Exercise instructions:
Give back the full listing, character for character, with no pictures.
---- Dataset rows
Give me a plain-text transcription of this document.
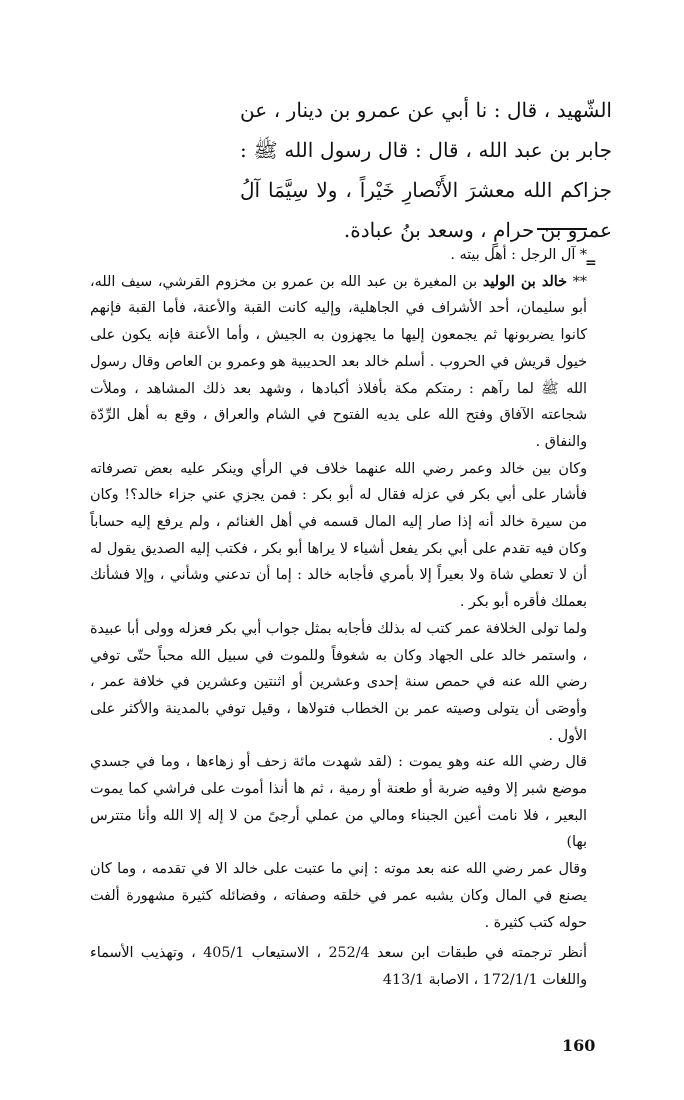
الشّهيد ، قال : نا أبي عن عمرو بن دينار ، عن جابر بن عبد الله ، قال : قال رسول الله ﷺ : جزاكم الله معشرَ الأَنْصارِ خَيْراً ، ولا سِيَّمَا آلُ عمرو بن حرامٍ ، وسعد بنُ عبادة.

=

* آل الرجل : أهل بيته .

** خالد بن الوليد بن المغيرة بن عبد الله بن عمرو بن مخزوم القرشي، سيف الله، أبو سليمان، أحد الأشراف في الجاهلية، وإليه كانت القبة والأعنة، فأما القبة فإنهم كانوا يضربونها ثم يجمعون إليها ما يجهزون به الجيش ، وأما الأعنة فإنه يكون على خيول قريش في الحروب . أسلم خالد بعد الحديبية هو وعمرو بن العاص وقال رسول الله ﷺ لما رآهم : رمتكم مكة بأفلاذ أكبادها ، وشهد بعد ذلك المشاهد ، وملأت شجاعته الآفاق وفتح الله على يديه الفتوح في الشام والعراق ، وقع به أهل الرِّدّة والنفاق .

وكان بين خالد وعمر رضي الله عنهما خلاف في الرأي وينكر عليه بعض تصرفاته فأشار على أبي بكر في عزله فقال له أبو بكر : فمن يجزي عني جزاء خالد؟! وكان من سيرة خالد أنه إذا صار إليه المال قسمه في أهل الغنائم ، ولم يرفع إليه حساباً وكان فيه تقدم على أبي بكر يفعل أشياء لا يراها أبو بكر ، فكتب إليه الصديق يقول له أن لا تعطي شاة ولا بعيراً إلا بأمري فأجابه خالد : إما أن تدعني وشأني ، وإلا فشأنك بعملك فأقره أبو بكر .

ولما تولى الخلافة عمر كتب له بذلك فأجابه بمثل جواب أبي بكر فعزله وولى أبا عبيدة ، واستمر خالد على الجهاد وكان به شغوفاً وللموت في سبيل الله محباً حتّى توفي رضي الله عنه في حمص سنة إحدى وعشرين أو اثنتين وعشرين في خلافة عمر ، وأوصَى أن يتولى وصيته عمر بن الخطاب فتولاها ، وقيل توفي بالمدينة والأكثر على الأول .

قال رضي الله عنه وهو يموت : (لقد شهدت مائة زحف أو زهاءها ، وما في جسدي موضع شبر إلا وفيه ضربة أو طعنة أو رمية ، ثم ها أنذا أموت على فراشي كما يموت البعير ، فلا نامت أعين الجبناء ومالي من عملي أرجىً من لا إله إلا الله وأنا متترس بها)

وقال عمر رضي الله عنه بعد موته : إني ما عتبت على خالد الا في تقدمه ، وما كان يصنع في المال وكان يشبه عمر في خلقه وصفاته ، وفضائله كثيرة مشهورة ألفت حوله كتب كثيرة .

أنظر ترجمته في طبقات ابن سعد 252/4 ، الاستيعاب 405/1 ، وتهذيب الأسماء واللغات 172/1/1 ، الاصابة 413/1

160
--------
Response to the exercise:
Give me a plain-text transcription of this document.
الشّهيد ، قال : نا أبي عن عمرو بن دينار ، عن جابر بن عبد الله ، قال : قال رسول الله ﷺ : جزاكم الله معشرَ الأَنْصارِ خَيْراً ، ولا سِيَّمَا آلُ عمرو بن حرامٍ ، وسعد بنُ عبادة.

=

* آل الرجل : أهل بيته .

** خالد بن الوليد بن المغيرة بن عبد الله بن عمرو بن مخزوم القرشي، سيف الله، أبو سليمان، أحد الأشراف في الجاهلية، وإليه كانت القبة والأعنة، فأما القبة فإنهم كانوا يضربونها ثم يجمعون إليها ما يجهزون به الجيش ، وأما الأعنة فإنه يكون على خيول قريش في الحروب . أسلم خالد بعد الحديبية هو وعمرو بن العاص وقال رسول الله ﷺ لما رآهم : رمتكم مكة بأفلاذ أكبادها ، وشهد بعد ذلك المشاهد ، وملأت شجاعته الآفاق وفتح الله على يديه الفتوح في الشام والعراق ، وقع به أهل الرِّدّة والنفاق .

وكان بين خالد وعمر رضي الله عنهما خلاف في الرأي وينكر عليه بعض تصرفاته فأشار على أبي بكر في عزله فقال له أبو بكر : فمن يجزي عني جزاء خالد؟! وكان من سيرة خالد أنه إذا صار إليه المال قسمه في أهل الغنائم ، ولم يرفع إليه حساباً وكان فيه تقدم على أبي بكر يفعل أشياء لا يراها أبو بكر ، فكتب إليه الصديق يقول له أن لا تعطي شاة ولا بعيراً إلا بأمري فأجابه خالد : إما أن تدعني وشأني ، وإلا فشأنك بعملك فأقره أبو بكر .

ولما تولى الخلافة عمر كتب له بذلك فأجابه بمثل جواب أبي بكر فعزله وولى أبا عبيدة ، واستمر خالد على الجهاد وكان به شغوفاً وللموت في سبيل الله محباً حتّى توفي رضي الله عنه في حمص سنة إحدى وعشرين أو اثنتين وعشرين في خلافة عمر ، وأوصَى أن يتولى وصيته عمر بن الخطاب فتولاها ، وقيل توفي بالمدينة والأكثر على الأول .

قال رضي الله عنه وهو يموت : (لقد شهدت مائة زحف أو زهاءها ، وما في جسدي موضع شبر إلا وفيه ضربة أو طعنة أو رمية ، ثم ها أنذا أموت على فراشي كما يموت البعير ، فلا نامت أعين الجبناء ومالي من عملي أرجىً من لا إله إلا الله وأنا متترس بها)

وقال عمر رضي الله عنه بعد موته : إني ما عتبت على خالد الا في تقدمه ، وما كان يصنع في المال وكان يشبه عمر في خلقه وصفاته ، وفضائله كثيرة مشهورة ألفت حوله كتب كثيرة .

أنظر ترجمته في طبقات ابن سعد 252/4 ، الاستيعاب 405/1 ، وتهذيب الأسماء واللغات 172/1/1 ، الاصابة 413/1

160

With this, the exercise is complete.